— start —
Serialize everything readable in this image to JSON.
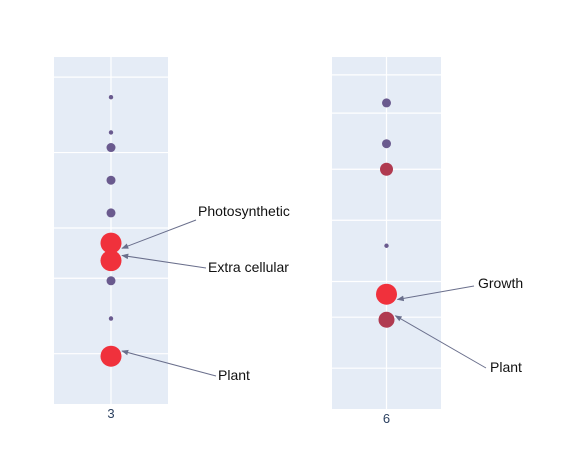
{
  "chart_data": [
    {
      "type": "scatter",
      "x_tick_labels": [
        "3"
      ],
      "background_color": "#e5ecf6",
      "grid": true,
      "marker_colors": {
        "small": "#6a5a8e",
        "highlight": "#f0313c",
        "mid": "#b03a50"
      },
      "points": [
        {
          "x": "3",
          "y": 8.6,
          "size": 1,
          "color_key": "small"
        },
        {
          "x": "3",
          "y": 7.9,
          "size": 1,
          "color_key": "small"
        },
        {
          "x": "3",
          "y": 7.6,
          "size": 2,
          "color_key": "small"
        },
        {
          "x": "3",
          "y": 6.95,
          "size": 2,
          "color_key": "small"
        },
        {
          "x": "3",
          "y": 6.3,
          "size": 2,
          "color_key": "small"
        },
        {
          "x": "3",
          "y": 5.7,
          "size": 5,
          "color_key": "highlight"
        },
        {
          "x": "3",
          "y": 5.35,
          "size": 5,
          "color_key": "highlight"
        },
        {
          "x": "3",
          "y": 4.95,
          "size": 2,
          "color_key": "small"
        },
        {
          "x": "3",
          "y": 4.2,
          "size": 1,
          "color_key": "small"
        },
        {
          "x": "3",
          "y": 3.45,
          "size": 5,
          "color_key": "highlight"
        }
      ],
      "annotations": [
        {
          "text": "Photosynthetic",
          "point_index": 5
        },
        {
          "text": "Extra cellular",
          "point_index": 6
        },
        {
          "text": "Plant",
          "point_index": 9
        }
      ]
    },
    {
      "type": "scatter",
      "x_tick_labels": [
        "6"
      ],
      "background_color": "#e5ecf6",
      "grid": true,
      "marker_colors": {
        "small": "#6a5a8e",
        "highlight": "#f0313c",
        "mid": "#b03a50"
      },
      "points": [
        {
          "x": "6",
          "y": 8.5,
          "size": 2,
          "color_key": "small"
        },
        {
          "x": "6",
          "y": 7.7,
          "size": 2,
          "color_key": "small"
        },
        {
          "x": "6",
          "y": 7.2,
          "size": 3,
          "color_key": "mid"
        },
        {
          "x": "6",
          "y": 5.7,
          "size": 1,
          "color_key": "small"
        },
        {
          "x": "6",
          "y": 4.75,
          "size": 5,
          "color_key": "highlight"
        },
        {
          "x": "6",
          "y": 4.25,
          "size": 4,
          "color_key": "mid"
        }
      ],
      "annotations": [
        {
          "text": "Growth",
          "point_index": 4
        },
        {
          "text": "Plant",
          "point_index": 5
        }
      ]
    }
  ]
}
— end —
— start —
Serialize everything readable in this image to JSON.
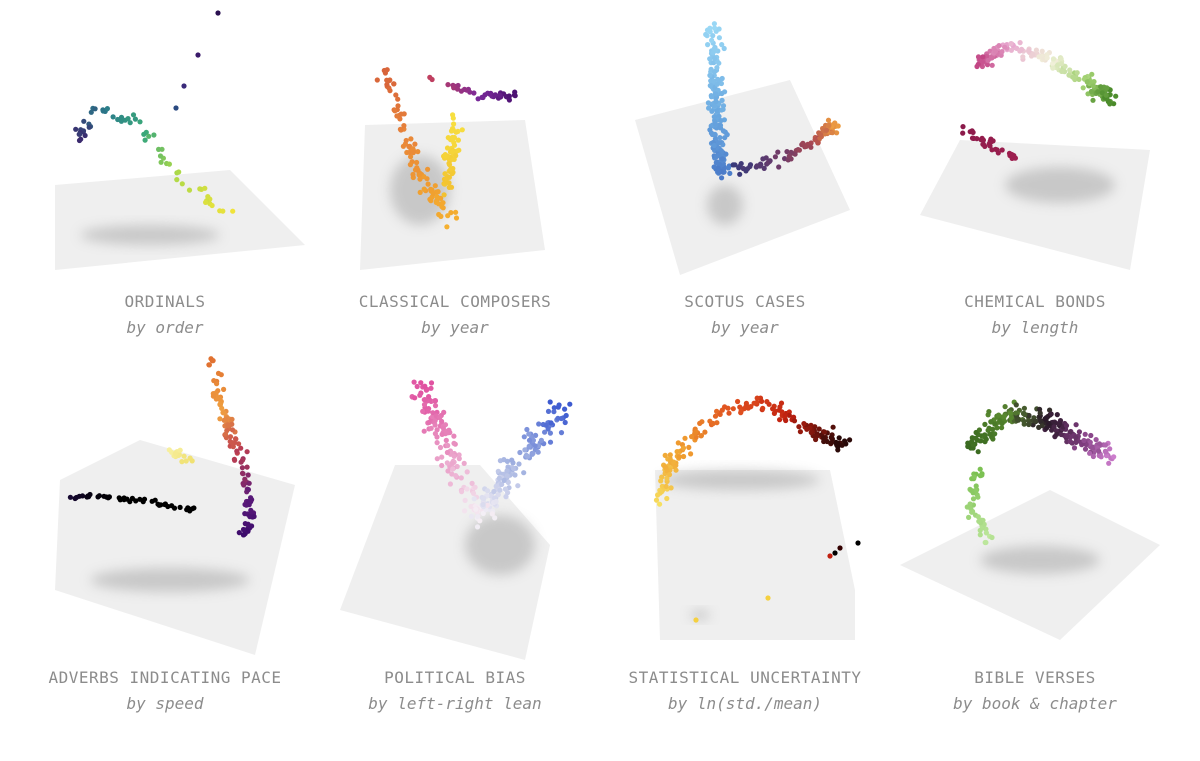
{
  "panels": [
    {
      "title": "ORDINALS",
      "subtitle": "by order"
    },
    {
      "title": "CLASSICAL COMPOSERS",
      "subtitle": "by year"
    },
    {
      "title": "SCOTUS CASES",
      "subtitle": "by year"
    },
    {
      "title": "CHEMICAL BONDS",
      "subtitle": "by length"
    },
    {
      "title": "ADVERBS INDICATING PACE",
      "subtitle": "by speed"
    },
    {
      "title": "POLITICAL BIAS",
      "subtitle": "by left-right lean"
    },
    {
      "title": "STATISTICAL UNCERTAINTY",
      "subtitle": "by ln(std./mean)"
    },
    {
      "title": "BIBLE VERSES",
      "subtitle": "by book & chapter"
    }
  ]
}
— end —
● **Work to do**
Wherever a line in the data above holds "text", copy that line.

● **Solution**
          "text": "Photosynthetic",
          "text": "Extra cellular",
          "text": "Plant",
          "text": "Growth",
          "text": "Plant",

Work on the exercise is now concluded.